■ **Given entries**

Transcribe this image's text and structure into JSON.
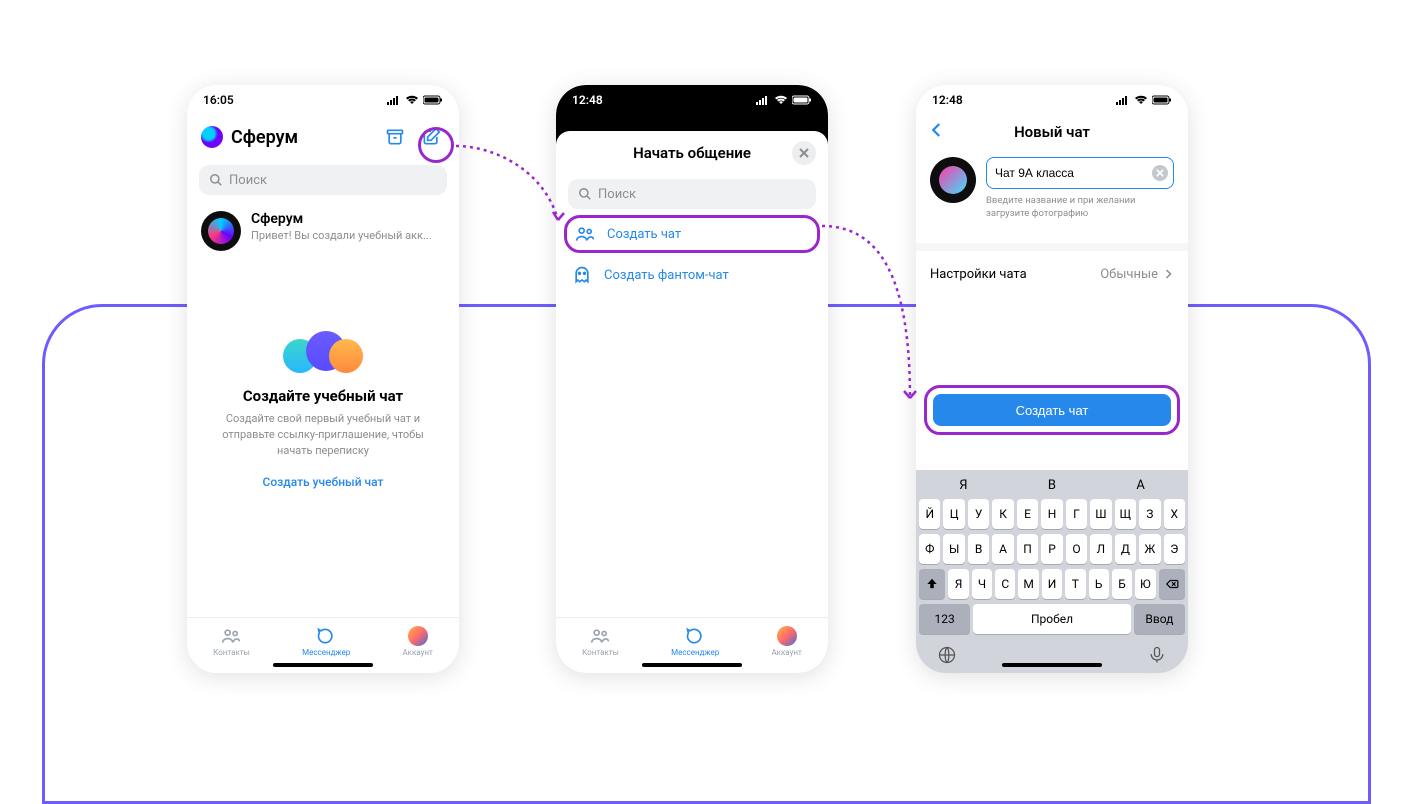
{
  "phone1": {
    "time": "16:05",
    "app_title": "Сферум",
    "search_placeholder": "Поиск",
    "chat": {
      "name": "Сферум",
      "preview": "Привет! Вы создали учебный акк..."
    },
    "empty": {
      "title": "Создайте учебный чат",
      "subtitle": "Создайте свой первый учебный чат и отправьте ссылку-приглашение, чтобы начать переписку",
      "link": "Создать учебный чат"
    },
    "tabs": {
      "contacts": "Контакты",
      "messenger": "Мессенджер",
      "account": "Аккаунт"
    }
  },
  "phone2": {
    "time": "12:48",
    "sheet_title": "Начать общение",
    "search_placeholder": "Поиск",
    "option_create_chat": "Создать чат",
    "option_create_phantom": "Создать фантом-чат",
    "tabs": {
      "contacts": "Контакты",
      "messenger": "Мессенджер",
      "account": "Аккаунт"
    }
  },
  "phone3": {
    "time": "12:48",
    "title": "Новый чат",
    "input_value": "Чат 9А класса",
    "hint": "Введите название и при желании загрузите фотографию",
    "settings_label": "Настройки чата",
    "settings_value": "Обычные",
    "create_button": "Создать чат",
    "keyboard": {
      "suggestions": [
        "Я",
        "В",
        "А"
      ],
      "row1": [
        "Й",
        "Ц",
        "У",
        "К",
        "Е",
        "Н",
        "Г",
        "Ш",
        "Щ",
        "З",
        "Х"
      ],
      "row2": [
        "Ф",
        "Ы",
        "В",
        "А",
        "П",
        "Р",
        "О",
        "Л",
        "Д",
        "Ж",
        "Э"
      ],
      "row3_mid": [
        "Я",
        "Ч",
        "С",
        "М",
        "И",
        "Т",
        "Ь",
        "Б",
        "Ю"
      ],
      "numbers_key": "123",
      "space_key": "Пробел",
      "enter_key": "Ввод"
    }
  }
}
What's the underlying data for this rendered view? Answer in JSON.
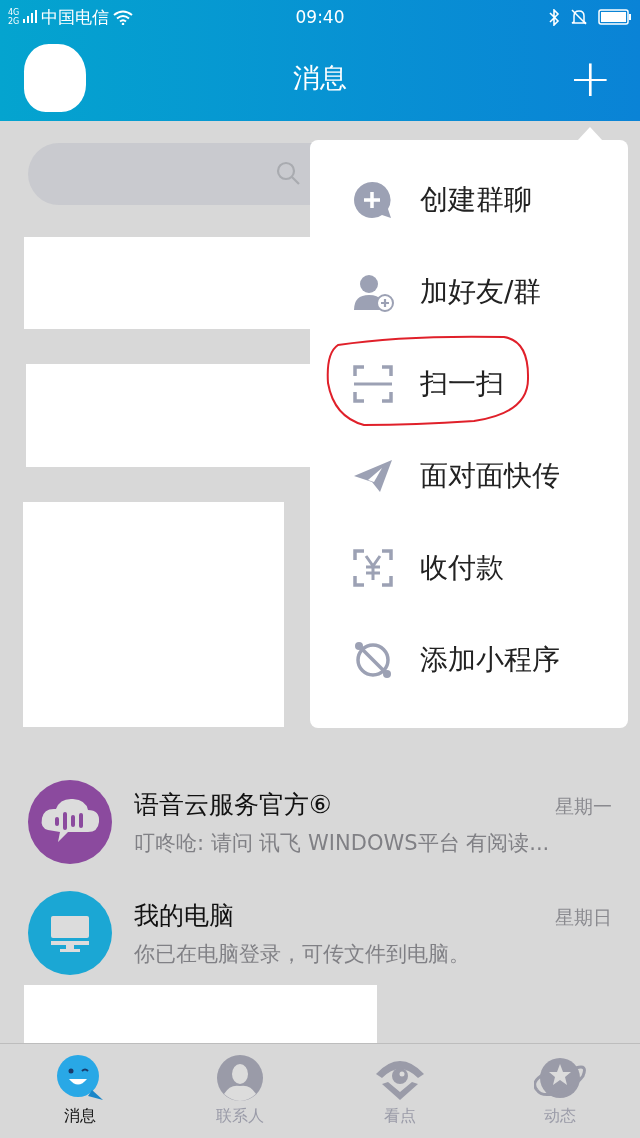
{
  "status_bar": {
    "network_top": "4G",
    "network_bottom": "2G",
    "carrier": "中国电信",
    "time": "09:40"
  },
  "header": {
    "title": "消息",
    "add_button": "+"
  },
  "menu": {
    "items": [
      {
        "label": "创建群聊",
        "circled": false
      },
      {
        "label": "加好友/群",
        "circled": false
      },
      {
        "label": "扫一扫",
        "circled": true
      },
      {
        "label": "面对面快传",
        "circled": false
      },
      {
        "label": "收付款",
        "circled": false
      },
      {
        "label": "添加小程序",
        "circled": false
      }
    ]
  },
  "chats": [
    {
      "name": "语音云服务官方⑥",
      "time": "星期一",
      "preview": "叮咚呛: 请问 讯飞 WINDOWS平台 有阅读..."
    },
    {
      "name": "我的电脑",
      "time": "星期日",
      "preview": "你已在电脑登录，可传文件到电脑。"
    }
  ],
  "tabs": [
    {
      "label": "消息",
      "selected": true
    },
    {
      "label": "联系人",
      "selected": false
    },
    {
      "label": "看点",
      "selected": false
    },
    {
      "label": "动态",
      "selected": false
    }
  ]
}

■ **What is required**
Reproduce each line holding the word "Создать".

■ **The answer**
      "link": "Создать учебный чат"
    "option_create_chat": "Создать чат",
    "option_create_phantom": "Создать фантом-чат",
    "create_button": "Создать чат",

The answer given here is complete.